Keep the pictures out of the copy and repeat the records exactly.

::: Material supplied

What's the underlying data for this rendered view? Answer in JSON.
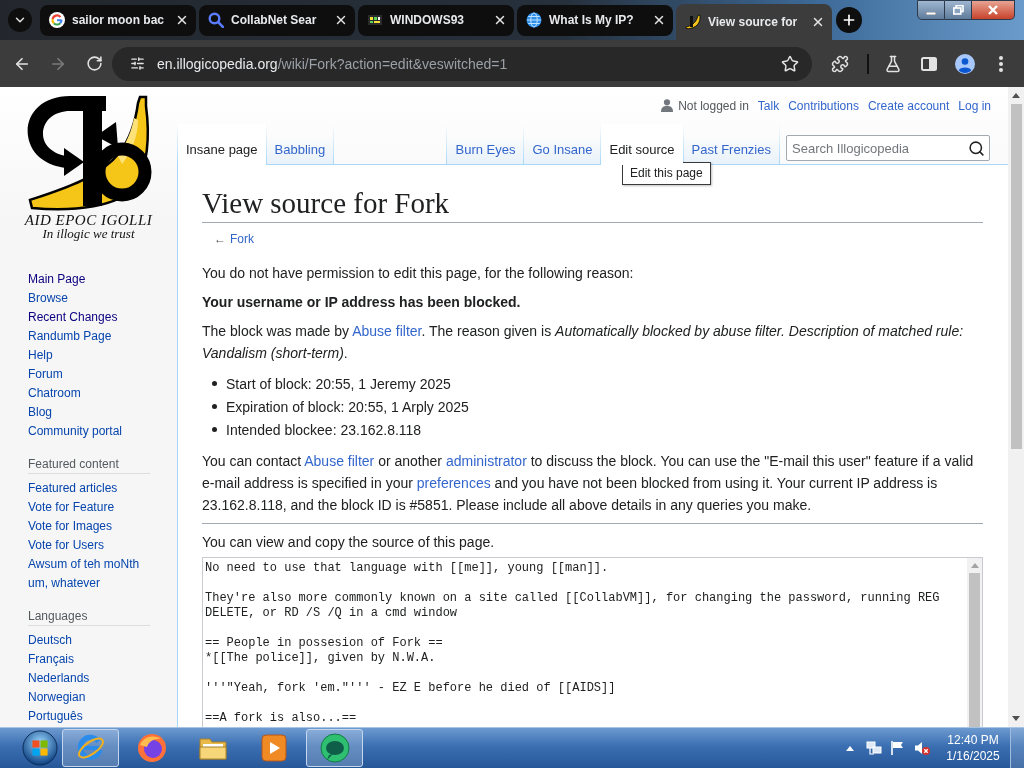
{
  "browser": {
    "tabs": [
      {
        "title": "sailor moon bac",
        "kind": "g-logo",
        "selected": false
      },
      {
        "title": "CollabNet Sear",
        "kind": "magnifier",
        "selected": false
      },
      {
        "title": "WINDOWS93",
        "kind": "pixel",
        "selected": false
      },
      {
        "title": "What Is My IP?",
        "kind": "globe",
        "selected": false
      },
      {
        "title": "View source for",
        "kind": "banana",
        "selected": true
      }
    ],
    "forward_disabled": true,
    "address": {
      "host": "en.illogicopedia.org",
      "path": "/wiki/Fork?action=edit&veswitched=1"
    }
  },
  "sidebar": {
    "logo": {
      "wordmark": "AID EPOC IGOLLI",
      "motto": "In illogic we trust"
    },
    "portals": [
      {
        "items": [
          {
            "label": "Main Page",
            "visited": true
          },
          {
            "label": "Browse",
            "visited": false
          },
          {
            "label": "Recent Changes",
            "visited": true
          },
          {
            "label": "Randumb Page",
            "visited": false
          },
          {
            "label": "Help",
            "visited": false
          },
          {
            "label": "Forum",
            "visited": false
          },
          {
            "label": "Chatroom",
            "visited": false
          },
          {
            "label": "Blog",
            "visited": false
          },
          {
            "label": "Community portal",
            "visited": false
          }
        ]
      },
      {
        "heading": "Featured content",
        "items": [
          {
            "label": "Featured articles",
            "visited": false
          },
          {
            "label": "Vote for Feature",
            "visited": false
          },
          {
            "label": "Vote for Images",
            "visited": false
          },
          {
            "label": "Vote for Users",
            "visited": false
          },
          {
            "label": "Awsum of teh moNth",
            "visited": false
          },
          {
            "label": "um, whatever",
            "visited": false
          }
        ]
      },
      {
        "heading": "Languages",
        "items": [
          {
            "label": "Deutsch",
            "visited": false
          },
          {
            "label": "Français",
            "visited": false
          },
          {
            "label": "Nederlands",
            "visited": false
          },
          {
            "label": "Norwegian",
            "visited": false
          },
          {
            "label": "Português",
            "visited": false
          }
        ]
      }
    ]
  },
  "personal_tools": {
    "status": "Not logged in",
    "links": [
      "Talk",
      "Contributions",
      "Create account",
      "Log in"
    ]
  },
  "namespace_tabs": [
    {
      "label": "Insane page",
      "selected": true
    },
    {
      "label": "Babbling",
      "selected": false
    }
  ],
  "view_tabs": [
    {
      "label": "Burn Eyes",
      "selected": false
    },
    {
      "label": "Go Insane",
      "selected": false
    },
    {
      "label": "Edit source",
      "selected": true
    },
    {
      "label": "Past Frenzies",
      "selected": false
    }
  ],
  "search": {
    "placeholder": "Search Illogicopedia"
  },
  "tooltip": "Edit this page",
  "content": {
    "title": "View source for Fork",
    "back_link": {
      "arrow": "←",
      "label": "Fork"
    },
    "intro": "You do not have permission to edit this page, for the following reason:",
    "notice": "Your username or IP address has been blocked.",
    "block_reason": [
      {
        "kind": "text",
        "text": "The block was made by "
      },
      {
        "kind": "link",
        "text": "Abuse filter"
      },
      {
        "kind": "text",
        "text": ". The reason given is *Automatically blocked by abuse filter. Description of matched rule: Vandalism (short-term)*."
      }
    ],
    "block_details": [
      "Start of block: 20:55, 1 Jeremy 2025",
      "Expiration of block: 20:55, 1 Arply 2025",
      "Intended blockee: 23.162.8.118"
    ],
    "contact": [
      {
        "kind": "text",
        "text": "You can contact "
      },
      {
        "kind": "link",
        "text": "Abuse filter"
      },
      {
        "kind": "text",
        "text": " or another "
      },
      {
        "kind": "link",
        "text": "administrator"
      },
      {
        "kind": "text",
        "text": " to discuss the block. You can use the \"E-mail this user\" feature if a valid e-mail address is specified in your "
      },
      {
        "kind": "link",
        "text": "preferences"
      },
      {
        "kind": "text",
        "text": " and you have not been blocked from using it. Your current IP address is 23.162.8.118, and the block ID is #5851. Please include all above details in any queries you make."
      }
    ],
    "source_intro": "You can view and copy the source of this page.",
    "source": [
      [
        "No need to use that language with [[me]], young [[man]]."
      ],
      [
        "They're also more commonly known on a site called [[CollabVM]], for changing the password, running REG",
        "DELETE, or RD /S /Q in a cmd window"
      ],
      [
        "== People in possesion of Fork ==",
        "*[[The police]], given by N.W.A."
      ],
      [
        "'''\"Yeah, fork 'em.\"''' - EZ E before he died of [[AIDS]]"
      ],
      [
        "==A fork is also...=="
      ]
    ]
  },
  "taskbar": {
    "apps": [
      {
        "kind": "ie",
        "running": true
      },
      {
        "kind": "firefox",
        "running": false
      },
      {
        "kind": "explorer",
        "running": false
      },
      {
        "kind": "media",
        "running": false
      },
      {
        "kind": "chat",
        "running": true
      }
    ],
    "volume_muted": true,
    "clock": {
      "time": "12:40 PM",
      "date": "1/16/2025"
    }
  }
}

::::::

**Output below:**
What's the underlying data for this rendered view? Answer in JSON.
{
  "browser": {
    "tabs": [
      {
        "title": "sailor moon bac",
        "kind": "g-logo",
        "selected": false
      },
      {
        "title": "CollabNet Sear",
        "kind": "magnifier",
        "selected": false
      },
      {
        "title": "WINDOWS93",
        "kind": "pixel",
        "selected": false
      },
      {
        "title": "What Is My IP?",
        "kind": "globe",
        "selected": false
      },
      {
        "title": "View source for",
        "kind": "banana",
        "selected": true
      }
    ],
    "forward_disabled": true,
    "address": {
      "host": "en.illogicopedia.org",
      "path": "/wiki/Fork?action=edit&veswitched=1"
    }
  },
  "sidebar": {
    "logo": {
      "wordmark": "AID EPOC IGOLLI",
      "motto": "In illogic we trust"
    },
    "portals": [
      {
        "items": [
          {
            "label": "Main Page",
            "visited": true
          },
          {
            "label": "Browse",
            "visited": false
          },
          {
            "label": "Recent Changes",
            "visited": true
          },
          {
            "label": "Randumb Page",
            "visited": false
          },
          {
            "label": "Help",
            "visited": false
          },
          {
            "label": "Forum",
            "visited": false
          },
          {
            "label": "Chatroom",
            "visited": false
          },
          {
            "label": "Blog",
            "visited": false
          },
          {
            "label": "Community portal",
            "visited": false
          }
        ]
      },
      {
        "heading": "Featured content",
        "items": [
          {
            "label": "Featured articles",
            "visited": false
          },
          {
            "label": "Vote for Feature",
            "visited": false
          },
          {
            "label": "Vote for Images",
            "visited": false
          },
          {
            "label": "Vote for Users",
            "visited": false
          },
          {
            "label": "Awsum of teh moNth",
            "visited": false
          },
          {
            "label": "um, whatever",
            "visited": false
          }
        ]
      },
      {
        "heading": "Languages",
        "items": [
          {
            "label": "Deutsch",
            "visited": false
          },
          {
            "label": "Français",
            "visited": false
          },
          {
            "label": "Nederlands",
            "visited": false
          },
          {
            "label": "Norwegian",
            "visited": false
          },
          {
            "label": "Português",
            "visited": false
          }
        ]
      }
    ]
  },
  "personal_tools": {
    "status": "Not logged in",
    "links": [
      "Talk",
      "Contributions",
      "Create account",
      "Log in"
    ]
  },
  "namespace_tabs": [
    {
      "label": "Insane page",
      "selected": true
    },
    {
      "label": "Babbling",
      "selected": false
    }
  ],
  "view_tabs": [
    {
      "label": "Burn Eyes",
      "selected": false
    },
    {
      "label": "Go Insane",
      "selected": false
    },
    {
      "label": "Edit source",
      "selected": true
    },
    {
      "label": "Past Frenzies",
      "selected": false
    }
  ],
  "search": {
    "placeholder": "Search Illogicopedia"
  },
  "tooltip": "Edit this page",
  "content": {
    "title": "View source for Fork",
    "back_link": {
      "arrow": "←",
      "label": "Fork"
    },
    "intro": "You do not have permission to edit this page, for the following reason:",
    "notice": "Your username or IP address has been blocked.",
    "block_reason": [
      {
        "kind": "text",
        "text": "The block was made by "
      },
      {
        "kind": "link",
        "text": "Abuse filter"
      },
      {
        "kind": "text",
        "text": ". The reason given is *Automatically blocked by abuse filter. Description of matched rule: Vandalism (short-term)*."
      }
    ],
    "block_details": [
      "Start of block: 20:55, 1 Jeremy 2025",
      "Expiration of block: 20:55, 1 Arply 2025",
      "Intended blockee: 23.162.8.118"
    ],
    "contact": [
      {
        "kind": "text",
        "text": "You can contact "
      },
      {
        "kind": "link",
        "text": "Abuse filter"
      },
      {
        "kind": "text",
        "text": " or another "
      },
      {
        "kind": "link",
        "text": "administrator"
      },
      {
        "kind": "text",
        "text": " to discuss the block. You can use the \"E-mail this user\" feature if a valid e-mail address is specified in your "
      },
      {
        "kind": "link",
        "text": "preferences"
      },
      {
        "kind": "text",
        "text": " and you have not been blocked from using it. Your current IP address is 23.162.8.118, and the block ID is #5851. Please include all above details in any queries you make."
      }
    ],
    "source_intro": "You can view and copy the source of this page.",
    "source": [
      [
        "No need to use that language with [[me]], young [[man]]."
      ],
      [
        "They're also more commonly known on a site called [[CollabVM]], for changing the password, running REG",
        "DELETE, or RD /S /Q in a cmd window"
      ],
      [
        "== People in possesion of Fork ==",
        "*[[The police]], given by N.W.A."
      ],
      [
        "'''\"Yeah, fork 'em.\"''' - EZ E before he died of [[AIDS]]"
      ],
      [
        "==A fork is also...=="
      ]
    ]
  },
  "taskbar": {
    "apps": [
      {
        "kind": "ie",
        "running": true
      },
      {
        "kind": "firefox",
        "running": false
      },
      {
        "kind": "explorer",
        "running": false
      },
      {
        "kind": "media",
        "running": false
      },
      {
        "kind": "chat",
        "running": true
      }
    ],
    "volume_muted": true,
    "clock": {
      "time": "12:40 PM",
      "date": "1/16/2025"
    }
  }
}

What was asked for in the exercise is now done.